The entries below need to be written out exactly, with no pictures included.

— Start —

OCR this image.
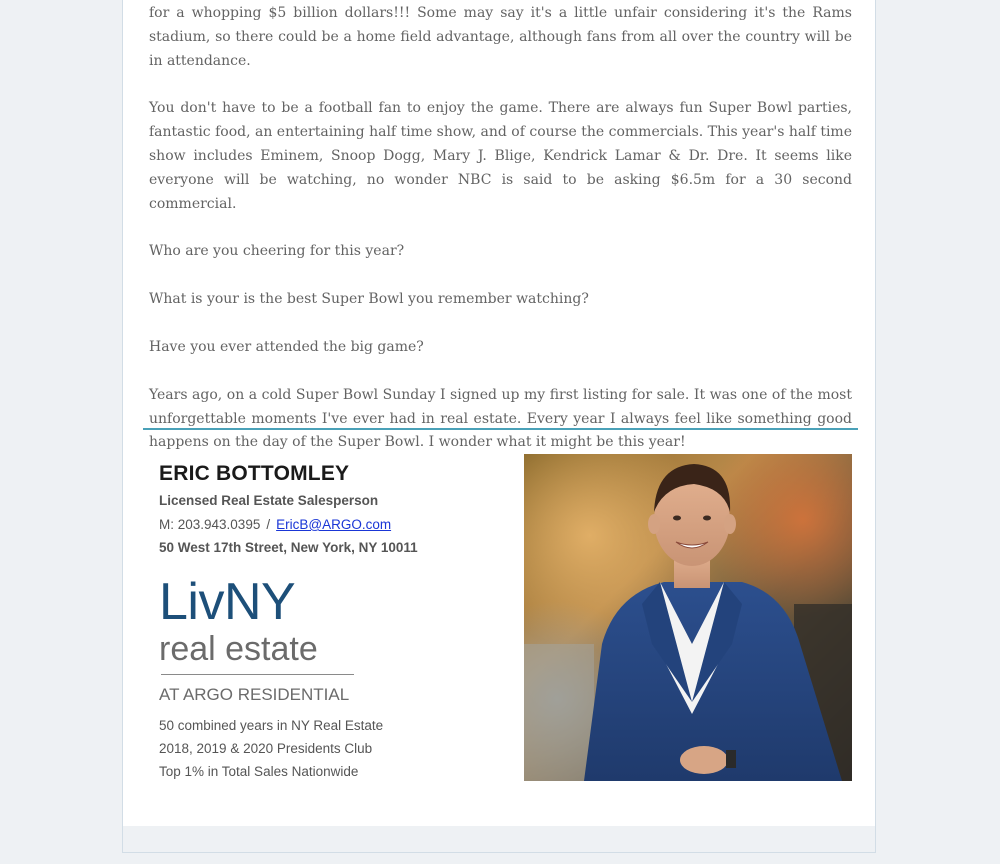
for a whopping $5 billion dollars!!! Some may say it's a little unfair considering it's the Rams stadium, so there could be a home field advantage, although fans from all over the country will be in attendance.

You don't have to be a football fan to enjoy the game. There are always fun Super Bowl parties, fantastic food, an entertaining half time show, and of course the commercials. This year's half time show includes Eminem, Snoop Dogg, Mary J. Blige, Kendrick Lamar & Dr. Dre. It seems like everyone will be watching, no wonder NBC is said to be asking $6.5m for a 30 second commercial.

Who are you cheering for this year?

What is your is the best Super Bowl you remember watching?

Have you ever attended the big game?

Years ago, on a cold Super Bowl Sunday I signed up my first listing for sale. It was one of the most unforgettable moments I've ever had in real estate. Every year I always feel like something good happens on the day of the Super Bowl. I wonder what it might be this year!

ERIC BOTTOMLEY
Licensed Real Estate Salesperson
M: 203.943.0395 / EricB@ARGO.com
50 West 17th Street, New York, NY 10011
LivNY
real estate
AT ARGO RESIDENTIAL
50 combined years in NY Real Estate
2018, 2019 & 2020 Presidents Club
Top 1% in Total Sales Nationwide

— End —

### Solution:
OCR this image.
for a whopping $5 billion dollars!!! Some may say it's a little unfair considering it's the Rams stadium, so there could be a home field advantage, although fans from all over the country will be in attendance.

You don't have to be a football fan to enjoy the game. There are always fun Super Bowl parties, fantastic food, an entertaining half time show, and of course the commercials. This year's half time show includes Eminem, Snoop Dogg, Mary J. Blige, Kendrick Lamar & Dr. Dre. It seems like everyone will be watching, no wonder NBC is said to be asking $6.5m for a 30 second commercial.

Who are you cheering for this year?

What is your is the best Super Bowl you remember watching?

Have you ever attended the big game?

Years ago, on a cold Super Bowl Sunday I signed up my first listing for sale. It was one of the most unforgettable moments I've ever had in real estate. Every year I always feel like something good happens on the day of the Super Bowl. I wonder what it might be this year!

ERIC BOTTOMLEY
Licensed Real Estate Salesperson
M: 203.943.0395 / EricB@ARGO.com
50 West 17th Street, New York, NY 10011
LivNY
real estate
AT ARGO RESIDENTIAL
50 combined years in NY Real Estate
2018, 2019 & 2020 Presidents Club
Top 1% in Total Sales Nationwide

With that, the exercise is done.